(Collected data)
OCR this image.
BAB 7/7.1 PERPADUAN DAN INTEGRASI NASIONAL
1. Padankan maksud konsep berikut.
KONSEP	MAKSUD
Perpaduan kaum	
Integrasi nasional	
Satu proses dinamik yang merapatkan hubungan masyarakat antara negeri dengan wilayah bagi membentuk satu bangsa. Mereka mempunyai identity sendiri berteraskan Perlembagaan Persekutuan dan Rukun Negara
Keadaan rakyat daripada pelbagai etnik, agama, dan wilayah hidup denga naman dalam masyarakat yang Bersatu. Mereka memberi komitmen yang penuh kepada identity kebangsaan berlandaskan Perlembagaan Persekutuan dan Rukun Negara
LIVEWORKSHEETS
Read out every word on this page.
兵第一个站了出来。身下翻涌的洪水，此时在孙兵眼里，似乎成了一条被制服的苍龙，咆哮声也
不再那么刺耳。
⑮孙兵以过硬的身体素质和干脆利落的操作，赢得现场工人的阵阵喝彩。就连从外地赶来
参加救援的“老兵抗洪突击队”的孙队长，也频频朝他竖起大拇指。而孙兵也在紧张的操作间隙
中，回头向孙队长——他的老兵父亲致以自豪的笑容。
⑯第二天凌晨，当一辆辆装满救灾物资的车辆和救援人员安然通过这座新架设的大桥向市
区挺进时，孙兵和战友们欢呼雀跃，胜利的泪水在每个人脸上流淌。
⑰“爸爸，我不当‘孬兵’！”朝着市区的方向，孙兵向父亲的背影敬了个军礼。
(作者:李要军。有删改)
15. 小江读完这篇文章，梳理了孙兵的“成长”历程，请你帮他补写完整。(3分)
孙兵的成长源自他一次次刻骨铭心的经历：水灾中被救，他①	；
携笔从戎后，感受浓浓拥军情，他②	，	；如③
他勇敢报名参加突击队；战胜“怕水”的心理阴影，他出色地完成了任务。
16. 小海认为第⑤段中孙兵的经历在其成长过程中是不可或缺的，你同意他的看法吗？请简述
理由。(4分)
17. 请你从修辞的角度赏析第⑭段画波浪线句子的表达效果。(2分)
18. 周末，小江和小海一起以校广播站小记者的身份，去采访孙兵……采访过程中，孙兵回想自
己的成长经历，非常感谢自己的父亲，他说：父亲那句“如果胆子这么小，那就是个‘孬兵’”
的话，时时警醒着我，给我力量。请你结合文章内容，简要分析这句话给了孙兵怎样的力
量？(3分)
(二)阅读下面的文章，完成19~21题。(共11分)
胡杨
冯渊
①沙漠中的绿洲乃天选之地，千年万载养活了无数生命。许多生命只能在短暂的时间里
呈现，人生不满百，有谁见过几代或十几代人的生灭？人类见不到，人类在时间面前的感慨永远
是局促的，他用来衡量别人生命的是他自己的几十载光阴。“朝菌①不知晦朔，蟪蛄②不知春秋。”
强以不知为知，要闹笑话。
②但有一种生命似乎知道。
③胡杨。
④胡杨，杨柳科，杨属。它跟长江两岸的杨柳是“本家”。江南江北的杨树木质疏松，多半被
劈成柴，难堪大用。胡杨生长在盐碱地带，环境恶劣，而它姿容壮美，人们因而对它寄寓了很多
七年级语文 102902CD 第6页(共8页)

Stated exercise> Transcribe each entry exactly.

The answer>
OCR this image.
BAB 7/7.1 PERPADUAN DAN INTEGRASI NASIONAL
1. Padankan maksud konsep berikut.
KONSEP	MAKSUD
Perpaduan kaum	
Integrasi nasional	
Satu proses dinamik yang merapatkan hubungan masyarakat antara negeri dengan wilayah bagi membentuk satu bangsa. Mereka mempunyai identity sendiri berteraskan Perlembagaan Persekutuan dan Rukun Negara
Keadaan rakyat daripada pelbagai etnik, agama, dan wilayah hidup denga naman dalam masyarakat yang Bersatu. Mereka memberi komitmen yang penuh kepada identity kebangsaan berlandaskan Perlembagaan Persekutuan dan Rukun Negara
LIVEWORKSHEETS
Read out every word on this page.
兵第一个站了出来。身下翻涌的洪水，此时在孙兵眼里，似乎成了一条被制服的苍龙，咆哮声也
不再那么刺耳。
⑮孙兵以过硬的身体素质和干脆利落的操作，赢得现场工人的阵阵喝彩。就连从外地赶来
参加救援的“老兵抗洪突击队”的孙队长，也频频朝他竖起大拇指。而孙兵也在紧张的操作间隙
中，回头向孙队长——他的老兵父亲致以自豪的笑容。
⑯第二天凌晨，当一辆辆装满救灾物资的车辆和救援人员安然通过这座新架设的大桥向市
区挺进时，孙兵和战友们欢呼雀跃，胜利的泪水在每个人脸上流淌。
⑰“爸爸，我不当‘孬兵’！”朝着市区的方向，孙兵向父亲的背影敬了个军礼。
(作者:李要军。有删改)
15. 小江读完这篇文章，梳理了孙兵的“成长”历程，请你帮他补写完整。(3分)
孙兵的成长源自他一次次刻骨铭心的经历：水灾中被救，他①	；
携笔从戎后，感受浓浓拥军情，他②	，	；如③
他勇敢报名参加突击队；战胜“怕水”的心理阴影，他出色地完成了任务。
16. 小海认为第⑤段中孙兵的经历在其成长过程中是不可或缺的，你同意他的看法吗？请简述
理由。(4分)
17. 请你从修辞的角度赏析第⑭段画波浪线句子的表达效果。(2分)
18. 周末，小江和小海一起以校广播站小记者的身份，去采访孙兵……采访过程中，孙兵回想自
己的成长经历，非常感谢自己的父亲，他说：父亲那句“如果胆子这么小，那就是个‘孬兵’”
的话，时时警醒着我，给我力量。请你结合文章内容，简要分析这句话给了孙兵怎样的力
量？(3分)
(二)阅读下面的文章，完成19~21题。(共11分)
胡杨
冯渊
①沙漠中的绿洲乃天选之地，千年万载养活了无数生命。许多生命只能在短暂的时间里
呈现，人生不满百，有谁见过几代或十几代人的生灭？人类见不到，人类在时间面前的感慨永远
是局促的，他用来衡量别人生命的是他自己的几十载光阴。“朝菌①不知晦朔，蟪蛄②不知春秋。”
强以不知为知，要闹笑话。
②但有一种生命似乎知道。
③胡杨。
④胡杨，杨柳科，杨属。它跟长江两岸的杨柳是“本家”。江南江北的杨树木质疏松，多半被
劈成柴，难堪大用。胡杨生长在盐碱地带，环境恶劣，而它姿容壮美，人们因而对它寄寓了很多
七年级语文 102902CD 第6页(共8页)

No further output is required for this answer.